Prompt
Reply with one number: how many lines contain the word "être".

Listing
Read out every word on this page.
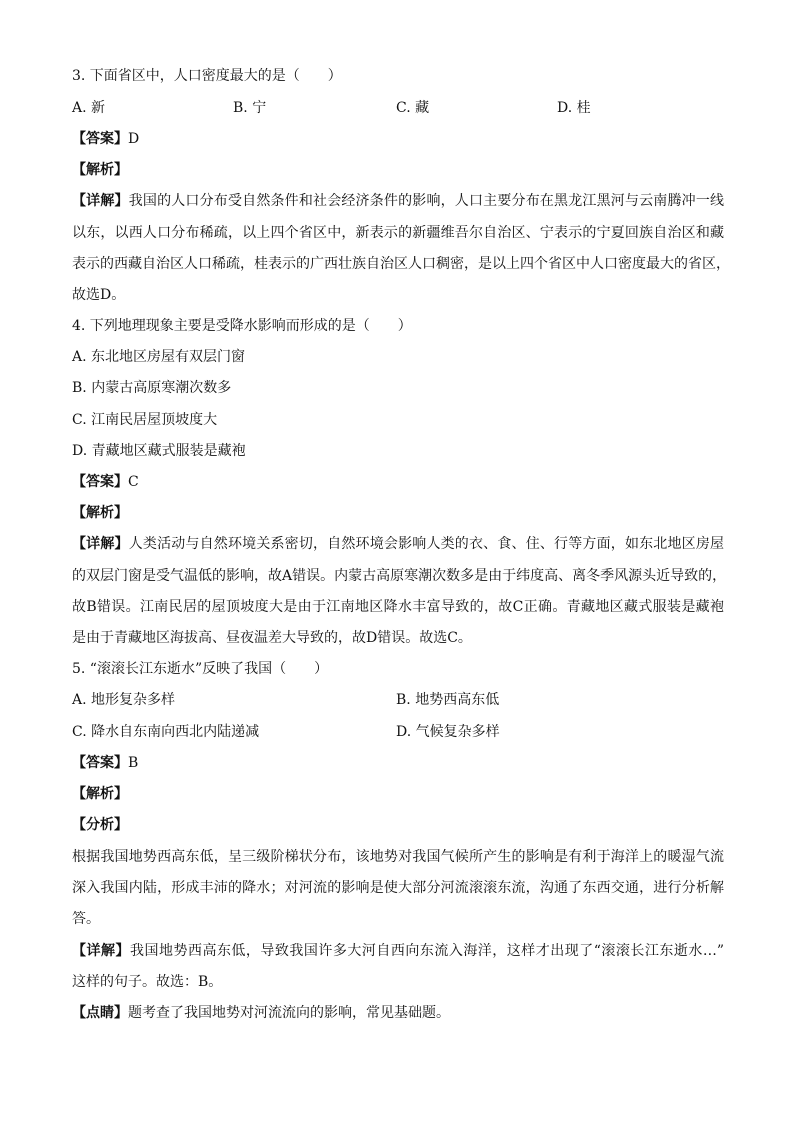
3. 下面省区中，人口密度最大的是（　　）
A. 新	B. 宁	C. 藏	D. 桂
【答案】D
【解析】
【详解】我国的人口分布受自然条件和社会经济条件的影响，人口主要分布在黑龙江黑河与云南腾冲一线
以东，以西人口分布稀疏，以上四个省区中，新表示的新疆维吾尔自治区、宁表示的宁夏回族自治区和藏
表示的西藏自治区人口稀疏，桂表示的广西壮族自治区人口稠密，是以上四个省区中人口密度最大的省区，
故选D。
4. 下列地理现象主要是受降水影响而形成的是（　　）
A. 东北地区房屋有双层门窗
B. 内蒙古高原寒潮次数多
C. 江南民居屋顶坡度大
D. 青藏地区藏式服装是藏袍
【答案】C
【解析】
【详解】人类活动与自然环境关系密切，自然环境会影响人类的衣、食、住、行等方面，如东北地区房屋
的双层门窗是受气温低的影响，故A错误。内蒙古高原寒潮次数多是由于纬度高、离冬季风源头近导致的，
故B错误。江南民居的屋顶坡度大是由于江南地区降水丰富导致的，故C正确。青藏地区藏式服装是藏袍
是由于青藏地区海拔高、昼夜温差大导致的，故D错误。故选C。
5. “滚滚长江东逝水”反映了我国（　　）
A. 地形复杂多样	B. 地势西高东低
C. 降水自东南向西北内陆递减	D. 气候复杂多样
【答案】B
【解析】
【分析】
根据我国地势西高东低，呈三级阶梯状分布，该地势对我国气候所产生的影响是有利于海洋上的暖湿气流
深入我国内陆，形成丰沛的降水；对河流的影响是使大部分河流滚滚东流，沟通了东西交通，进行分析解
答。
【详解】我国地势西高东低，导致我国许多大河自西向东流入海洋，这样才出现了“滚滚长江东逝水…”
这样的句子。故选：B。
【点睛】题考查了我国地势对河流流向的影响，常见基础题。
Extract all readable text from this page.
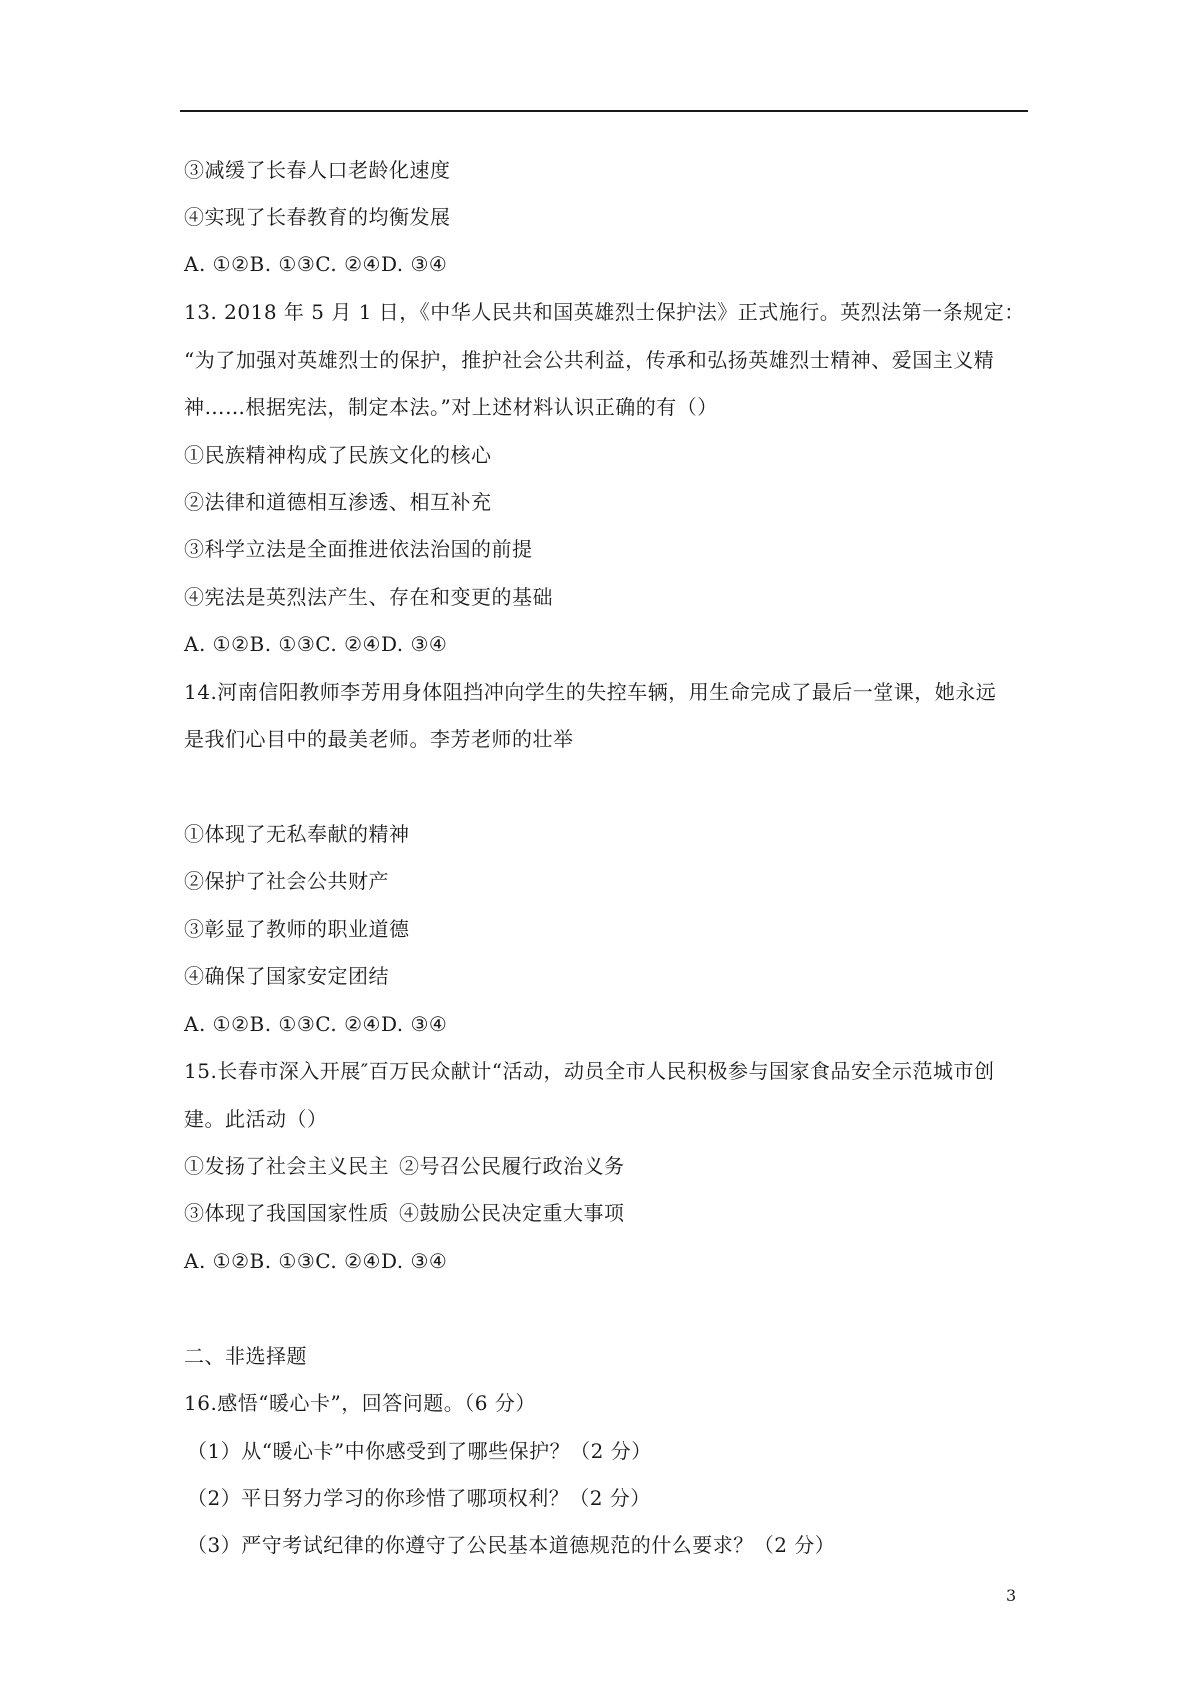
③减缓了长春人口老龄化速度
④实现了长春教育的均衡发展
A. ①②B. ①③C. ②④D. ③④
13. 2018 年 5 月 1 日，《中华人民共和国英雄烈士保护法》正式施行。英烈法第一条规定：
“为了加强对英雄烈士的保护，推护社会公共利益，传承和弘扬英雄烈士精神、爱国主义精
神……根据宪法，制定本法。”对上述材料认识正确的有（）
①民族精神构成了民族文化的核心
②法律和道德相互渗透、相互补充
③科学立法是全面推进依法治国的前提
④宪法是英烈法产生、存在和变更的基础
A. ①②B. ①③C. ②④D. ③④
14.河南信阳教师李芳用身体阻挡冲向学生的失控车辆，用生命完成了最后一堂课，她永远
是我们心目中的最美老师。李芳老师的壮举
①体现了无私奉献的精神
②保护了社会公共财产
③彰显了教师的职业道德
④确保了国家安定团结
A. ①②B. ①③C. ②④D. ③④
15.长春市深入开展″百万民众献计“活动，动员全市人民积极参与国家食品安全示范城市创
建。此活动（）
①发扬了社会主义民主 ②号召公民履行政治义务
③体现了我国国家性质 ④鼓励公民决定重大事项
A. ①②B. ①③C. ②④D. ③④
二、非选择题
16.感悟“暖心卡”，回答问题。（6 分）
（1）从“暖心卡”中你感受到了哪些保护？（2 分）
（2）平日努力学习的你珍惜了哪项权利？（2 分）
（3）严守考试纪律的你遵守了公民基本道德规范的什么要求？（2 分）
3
* * *
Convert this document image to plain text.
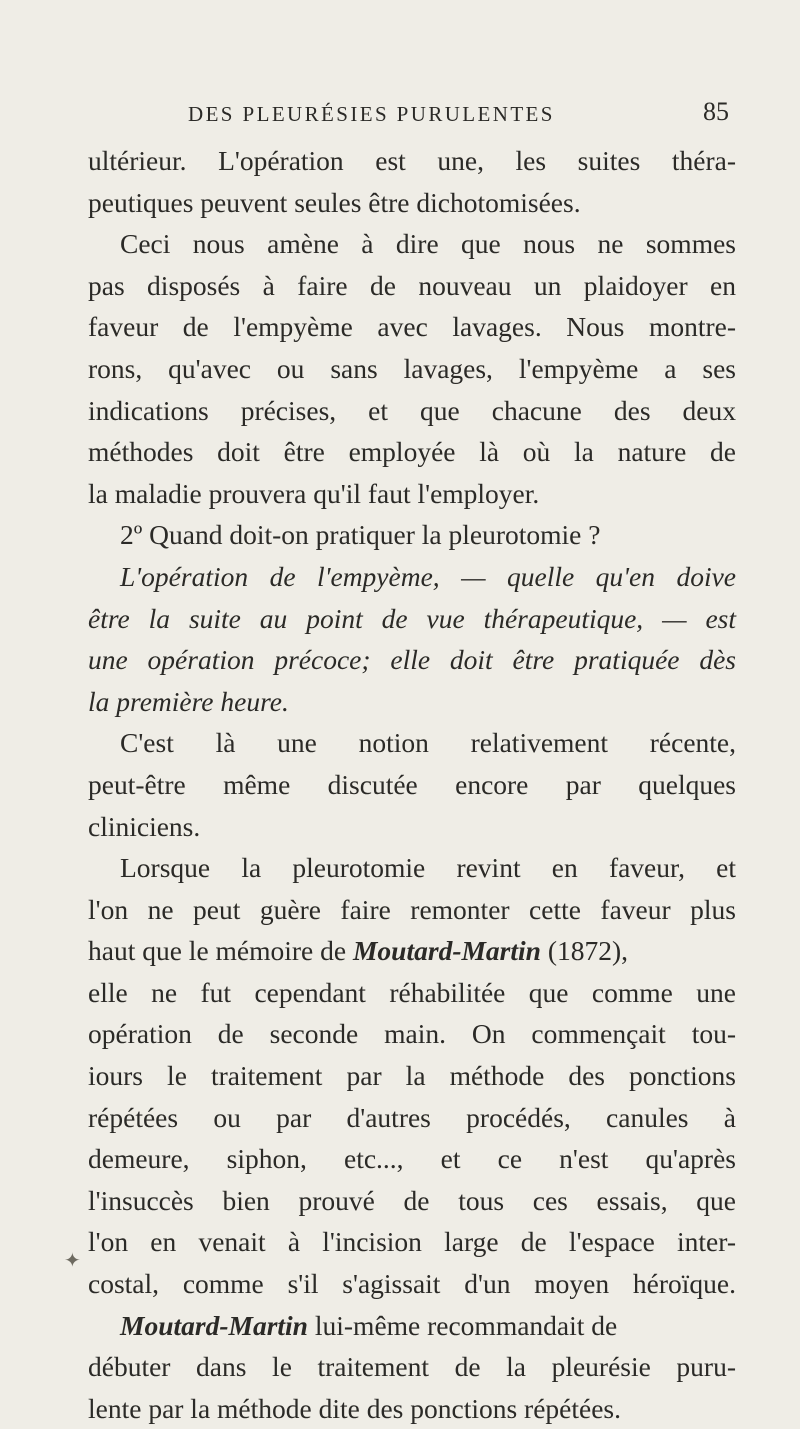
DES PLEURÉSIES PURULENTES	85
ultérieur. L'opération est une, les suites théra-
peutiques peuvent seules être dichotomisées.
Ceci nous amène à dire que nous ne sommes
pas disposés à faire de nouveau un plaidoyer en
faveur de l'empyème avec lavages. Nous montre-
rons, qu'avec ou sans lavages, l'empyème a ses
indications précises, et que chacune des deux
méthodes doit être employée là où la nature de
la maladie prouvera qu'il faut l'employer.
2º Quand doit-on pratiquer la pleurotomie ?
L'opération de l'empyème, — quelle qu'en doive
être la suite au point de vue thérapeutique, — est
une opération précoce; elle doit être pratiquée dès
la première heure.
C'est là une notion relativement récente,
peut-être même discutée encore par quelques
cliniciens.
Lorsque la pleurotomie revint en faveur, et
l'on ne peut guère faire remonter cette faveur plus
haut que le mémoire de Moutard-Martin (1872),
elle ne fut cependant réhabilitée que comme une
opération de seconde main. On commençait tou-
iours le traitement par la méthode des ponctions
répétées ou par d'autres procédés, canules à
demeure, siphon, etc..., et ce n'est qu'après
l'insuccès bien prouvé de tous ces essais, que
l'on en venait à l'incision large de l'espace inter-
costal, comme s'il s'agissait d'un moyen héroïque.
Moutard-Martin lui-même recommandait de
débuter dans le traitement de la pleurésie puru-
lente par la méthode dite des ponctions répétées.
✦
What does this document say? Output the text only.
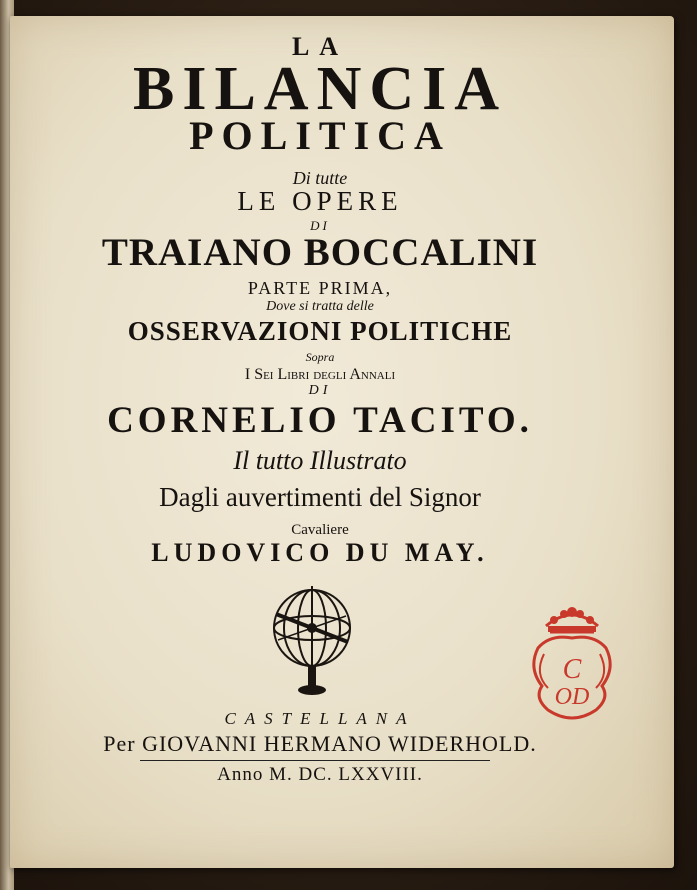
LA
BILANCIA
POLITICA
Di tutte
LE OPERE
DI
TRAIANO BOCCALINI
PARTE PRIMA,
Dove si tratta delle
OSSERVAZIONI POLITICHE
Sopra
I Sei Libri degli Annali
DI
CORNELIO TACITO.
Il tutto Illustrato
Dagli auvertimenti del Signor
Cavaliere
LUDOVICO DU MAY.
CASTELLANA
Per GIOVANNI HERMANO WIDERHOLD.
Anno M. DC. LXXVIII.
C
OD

Result for this exercise
5